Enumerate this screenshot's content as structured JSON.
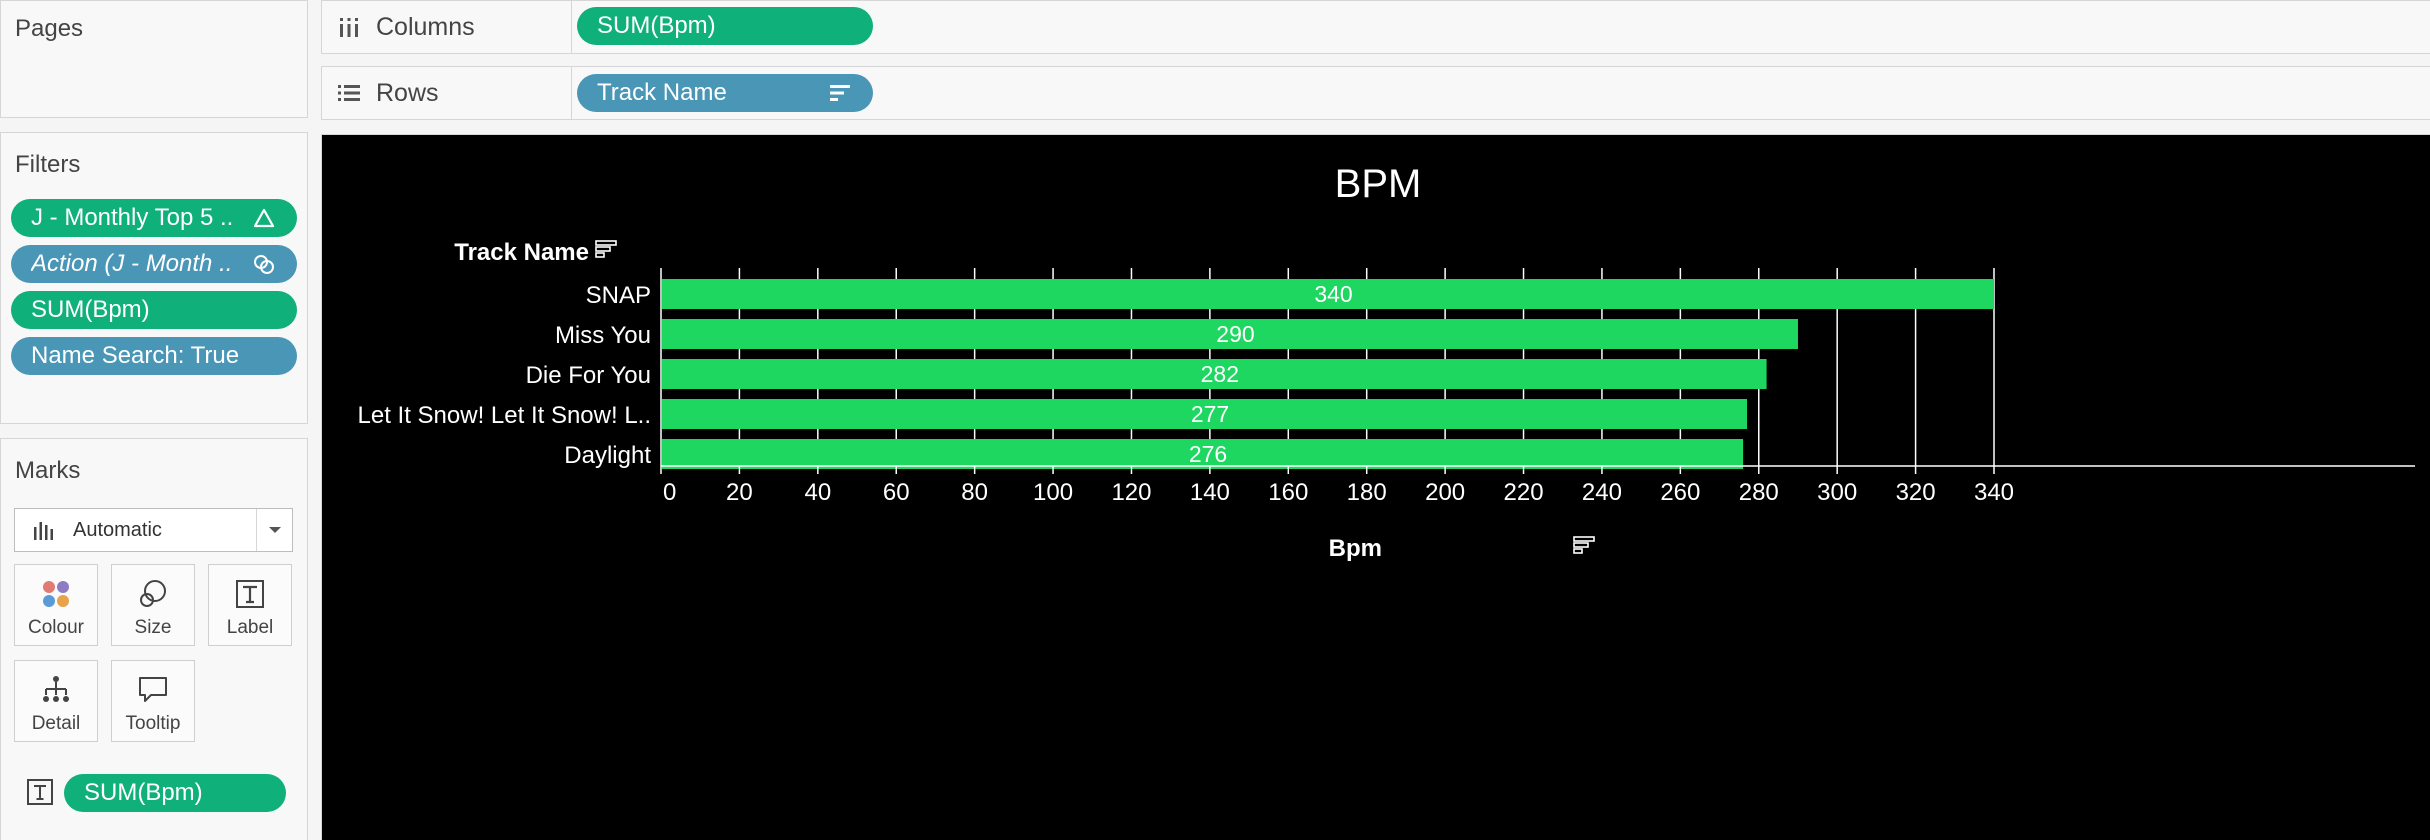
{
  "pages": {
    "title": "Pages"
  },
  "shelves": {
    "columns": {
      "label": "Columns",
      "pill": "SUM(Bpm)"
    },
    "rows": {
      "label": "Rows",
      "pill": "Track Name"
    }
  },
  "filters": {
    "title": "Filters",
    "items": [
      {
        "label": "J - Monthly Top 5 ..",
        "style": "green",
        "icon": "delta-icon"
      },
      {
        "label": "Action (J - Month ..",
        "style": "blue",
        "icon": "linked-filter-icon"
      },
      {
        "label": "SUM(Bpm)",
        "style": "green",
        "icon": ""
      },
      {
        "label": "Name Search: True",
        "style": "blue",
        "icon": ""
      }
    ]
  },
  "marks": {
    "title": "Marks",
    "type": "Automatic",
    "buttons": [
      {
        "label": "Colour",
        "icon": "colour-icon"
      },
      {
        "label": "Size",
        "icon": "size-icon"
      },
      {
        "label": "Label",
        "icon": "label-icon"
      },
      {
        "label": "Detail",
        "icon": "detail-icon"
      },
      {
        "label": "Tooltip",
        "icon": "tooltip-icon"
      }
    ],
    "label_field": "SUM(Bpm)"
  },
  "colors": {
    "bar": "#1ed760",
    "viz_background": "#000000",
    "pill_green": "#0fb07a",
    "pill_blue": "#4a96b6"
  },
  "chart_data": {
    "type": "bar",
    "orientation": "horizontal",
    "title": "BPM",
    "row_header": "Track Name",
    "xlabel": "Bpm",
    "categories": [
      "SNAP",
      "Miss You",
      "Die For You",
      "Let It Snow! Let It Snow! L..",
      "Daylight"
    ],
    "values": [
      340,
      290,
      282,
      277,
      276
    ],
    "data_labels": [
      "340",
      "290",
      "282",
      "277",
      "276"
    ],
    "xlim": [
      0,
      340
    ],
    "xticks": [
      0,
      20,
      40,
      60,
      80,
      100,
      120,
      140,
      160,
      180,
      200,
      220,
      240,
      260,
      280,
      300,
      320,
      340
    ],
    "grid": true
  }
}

## Written exercise
Using the material above, report each line where "Name" occurs.

## The response
      "pill": "Track Name"
        "label": "Name Search: True",
    "row_header": "Track Name",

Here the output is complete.